» Work to complete:
Copy out all the records exactly.

» Supplied data:
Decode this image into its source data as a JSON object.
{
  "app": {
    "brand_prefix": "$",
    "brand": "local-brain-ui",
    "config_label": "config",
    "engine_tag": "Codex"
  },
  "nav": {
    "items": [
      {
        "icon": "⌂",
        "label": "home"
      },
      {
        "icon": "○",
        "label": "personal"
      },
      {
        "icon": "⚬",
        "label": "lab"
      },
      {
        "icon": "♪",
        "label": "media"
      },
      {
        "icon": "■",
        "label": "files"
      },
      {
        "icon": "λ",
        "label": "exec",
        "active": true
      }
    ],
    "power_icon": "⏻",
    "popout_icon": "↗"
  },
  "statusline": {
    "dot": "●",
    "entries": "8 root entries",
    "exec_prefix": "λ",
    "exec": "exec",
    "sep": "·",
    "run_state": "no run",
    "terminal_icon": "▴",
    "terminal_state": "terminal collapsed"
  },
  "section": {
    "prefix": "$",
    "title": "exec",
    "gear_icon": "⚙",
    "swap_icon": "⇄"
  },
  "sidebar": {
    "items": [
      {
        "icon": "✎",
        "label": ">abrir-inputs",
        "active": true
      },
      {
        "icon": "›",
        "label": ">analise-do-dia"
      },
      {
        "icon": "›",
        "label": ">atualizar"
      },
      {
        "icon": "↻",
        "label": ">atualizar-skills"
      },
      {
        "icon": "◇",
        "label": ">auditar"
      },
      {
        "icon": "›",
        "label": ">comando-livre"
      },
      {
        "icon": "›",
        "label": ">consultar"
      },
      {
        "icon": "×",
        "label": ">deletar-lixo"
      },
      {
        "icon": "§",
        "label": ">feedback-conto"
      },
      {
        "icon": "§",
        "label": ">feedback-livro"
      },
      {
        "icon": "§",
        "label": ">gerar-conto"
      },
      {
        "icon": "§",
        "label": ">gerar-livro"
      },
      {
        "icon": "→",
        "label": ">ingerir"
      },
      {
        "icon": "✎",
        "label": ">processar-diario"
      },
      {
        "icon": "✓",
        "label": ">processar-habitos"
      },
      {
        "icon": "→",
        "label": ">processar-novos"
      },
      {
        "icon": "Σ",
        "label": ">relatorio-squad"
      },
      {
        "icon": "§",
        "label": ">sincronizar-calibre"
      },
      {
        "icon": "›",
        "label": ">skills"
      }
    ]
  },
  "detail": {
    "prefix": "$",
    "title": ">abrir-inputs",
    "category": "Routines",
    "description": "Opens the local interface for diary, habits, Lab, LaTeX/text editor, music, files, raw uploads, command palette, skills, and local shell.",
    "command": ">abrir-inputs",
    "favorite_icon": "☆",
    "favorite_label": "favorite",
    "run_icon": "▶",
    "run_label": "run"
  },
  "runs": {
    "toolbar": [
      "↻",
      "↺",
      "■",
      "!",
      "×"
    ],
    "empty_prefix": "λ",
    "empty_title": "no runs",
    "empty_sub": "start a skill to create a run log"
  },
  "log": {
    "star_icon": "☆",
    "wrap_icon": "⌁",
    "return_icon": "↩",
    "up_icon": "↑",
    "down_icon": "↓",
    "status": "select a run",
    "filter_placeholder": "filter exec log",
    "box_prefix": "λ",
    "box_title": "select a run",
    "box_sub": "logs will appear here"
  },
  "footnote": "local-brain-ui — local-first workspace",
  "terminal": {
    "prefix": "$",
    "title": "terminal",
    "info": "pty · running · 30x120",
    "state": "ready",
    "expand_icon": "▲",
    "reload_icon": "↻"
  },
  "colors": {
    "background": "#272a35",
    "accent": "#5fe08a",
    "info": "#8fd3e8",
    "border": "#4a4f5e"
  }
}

» Task solution:
Decode this image into its source data as a JSON object.
{
  "app": {
    "brand_prefix": "$",
    "brand": "local-brain-ui",
    "config_label": "config",
    "engine_tag": "Codex"
  },
  "nav": {
    "items": [
      {
        "icon": "⌂",
        "label": "home"
      },
      {
        "icon": "○",
        "label": "personal"
      },
      {
        "icon": "⚬",
        "label": "lab"
      },
      {
        "icon": "♪",
        "label": "media"
      },
      {
        "icon": "■",
        "label": "files"
      },
      {
        "icon": "λ",
        "label": "exec",
        "active": true
      }
    ],
    "power_icon": "⏻",
    "popout_icon": "↗"
  },
  "statusline": {
    "dot": "●",
    "entries": "8 root entries",
    "exec_prefix": "λ",
    "exec": "exec",
    "sep": "·",
    "run_state": "no run",
    "terminal_icon": "▴",
    "terminal_state": "terminal collapsed"
  },
  "section": {
    "prefix": "$",
    "title": "exec",
    "gear_icon": "⚙",
    "swap_icon": "⇄"
  },
  "sidebar": {
    "items": [
      {
        "icon": "✎",
        "label": ">abrir-inputs",
        "active": true
      },
      {
        "icon": "›",
        "label": ">analise-do-dia"
      },
      {
        "icon": "›",
        "label": ">atualizar"
      },
      {
        "icon": "↻",
        "label": ">atualizar-skills"
      },
      {
        "icon": "◇",
        "label": ">auditar"
      },
      {
        "icon": "›",
        "label": ">comando-livre"
      },
      {
        "icon": "›",
        "label": ">consultar"
      },
      {
        "icon": "×",
        "label": ">deletar-lixo"
      },
      {
        "icon": "§",
        "label": ">feedback-conto"
      },
      {
        "icon": "§",
        "label": ">feedback-livro"
      },
      {
        "icon": "§",
        "label": ">gerar-conto"
      },
      {
        "icon": "§",
        "label": ">gerar-livro"
      },
      {
        "icon": "→",
        "label": ">ingerir"
      },
      {
        "icon": "✎",
        "label": ">processar-diario"
      },
      {
        "icon": "✓",
        "label": ">processar-habitos"
      },
      {
        "icon": "→",
        "label": ">processar-novos"
      },
      {
        "icon": "Σ",
        "label": ">relatorio-squad"
      },
      {
        "icon": "§",
        "label": ">sincronizar-calibre"
      },
      {
        "icon": "›",
        "label": ">skills"
      }
    ]
  },
  "detail": {
    "prefix": "$",
    "title": ">abrir-inputs",
    "category": "Routines",
    "description": "Opens the local interface for diary, habits, Lab, LaTeX/text editor, music, files, raw uploads, command palette, skills, and local shell.",
    "command": ">abrir-inputs",
    "favorite_icon": "☆",
    "favorite_label": "favorite",
    "run_icon": "▶",
    "run_label": "run"
  },
  "runs": {
    "toolbar": [
      "↻",
      "↺",
      "■",
      "!",
      "×"
    ],
    "empty_prefix": "λ",
    "empty_title": "no runs",
    "empty_sub": "start a skill to create a run log"
  },
  "log": {
    "star_icon": "☆",
    "wrap_icon": "⌁",
    "return_icon": "↩",
    "up_icon": "↑",
    "down_icon": "↓",
    "status": "select a run",
    "filter_placeholder": "filter exec log",
    "box_prefix": "λ",
    "box_title": "select a run",
    "box_sub": "logs will appear here"
  },
  "footnote": "local-brain-ui — local-first workspace",
  "terminal": {
    "prefix": "$",
    "title": "terminal",
    "info": "pty · running · 30x120",
    "state": "ready",
    "expand_icon": "▲",
    "reload_icon": "↻"
  },
  "colors": {
    "background": "#272a35",
    "accent": "#5fe08a",
    "info": "#8fd3e8",
    "border": "#4a4f5e"
  }
}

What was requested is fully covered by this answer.